[Annotations of page elements]
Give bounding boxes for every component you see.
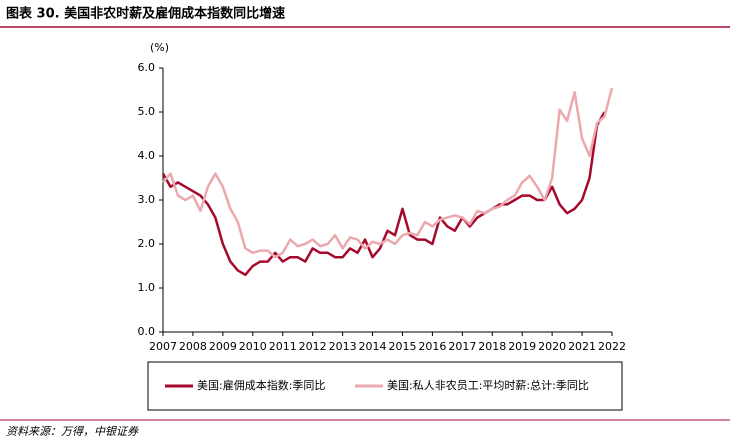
series-line <box>161 111 606 277</box>
y-tick-label: 0.0 <box>138 325 156 338</box>
y-unit: (%) <box>150 41 169 54</box>
y-tick-label: 2.0 <box>138 237 156 250</box>
x-tick-label: 2018 <box>478 340 506 353</box>
x-tick-label: 2019 <box>508 340 536 353</box>
y-tick-label: 6.0 <box>138 61 156 74</box>
x-tick-label: 2020 <box>538 340 566 353</box>
x-tick-label: 2022 <box>598 340 626 353</box>
y-tick-label: 5.0 <box>138 105 156 118</box>
x-tick-label: 2015 <box>388 340 416 353</box>
y-tick-label: 4.0 <box>138 149 156 162</box>
x-tick-label: 2008 <box>179 340 207 353</box>
x-tick-label: 2017 <box>448 340 476 353</box>
y-tick-label: 1.0 <box>138 281 156 294</box>
y-tick-label: 3.0 <box>138 193 156 206</box>
series-line <box>162 87 614 259</box>
x-tick-label: 2010 <box>239 340 267 353</box>
x-tick-label: 2011 <box>269 340 297 353</box>
legend-label: 美国:私人非农员工:平均时薪:总计:季同比 <box>387 378 589 392</box>
legend-box <box>147 361 623 411</box>
chart-title: 图表 30. 美国非农时薪及雇佣成本指数同比增速 <box>6 6 285 22</box>
x-tick-label: 2013 <box>329 340 357 353</box>
x-tick-label: 2007 <box>149 340 177 353</box>
x-tick-label: 2021 <box>568 340 596 353</box>
x-tick-label: 2014 <box>359 340 387 353</box>
legend-label: 美国:雇佣成本指数:季同比 <box>197 378 325 392</box>
x-tick-label: 2012 <box>299 340 327 353</box>
source: 资料来源：万得，中银证券 <box>6 425 139 438</box>
x-tick-label: 2016 <box>418 340 446 353</box>
x-tick-label: 2009 <box>209 340 237 353</box>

Instruction — Can you extract the lines that start with the one containing "series-line <box>161 111 606 277</box>" and run through the one containing "y-tick-label: 6.0 <box>138 61 156 74</box>", repeating each line word for word?

Solution below —
series-line <box>161 111 606 277</box>
y-tick-label: 0.0 <box>138 325 156 338</box>
y-unit: (%) <box>150 41 169 54</box>
y-tick-label: 2.0 <box>138 237 156 250</box>
x-tick-label: 2018 <box>478 340 506 353</box>
x-tick-label: 2019 <box>508 340 536 353</box>
y-tick-label: 6.0 <box>138 61 156 74</box>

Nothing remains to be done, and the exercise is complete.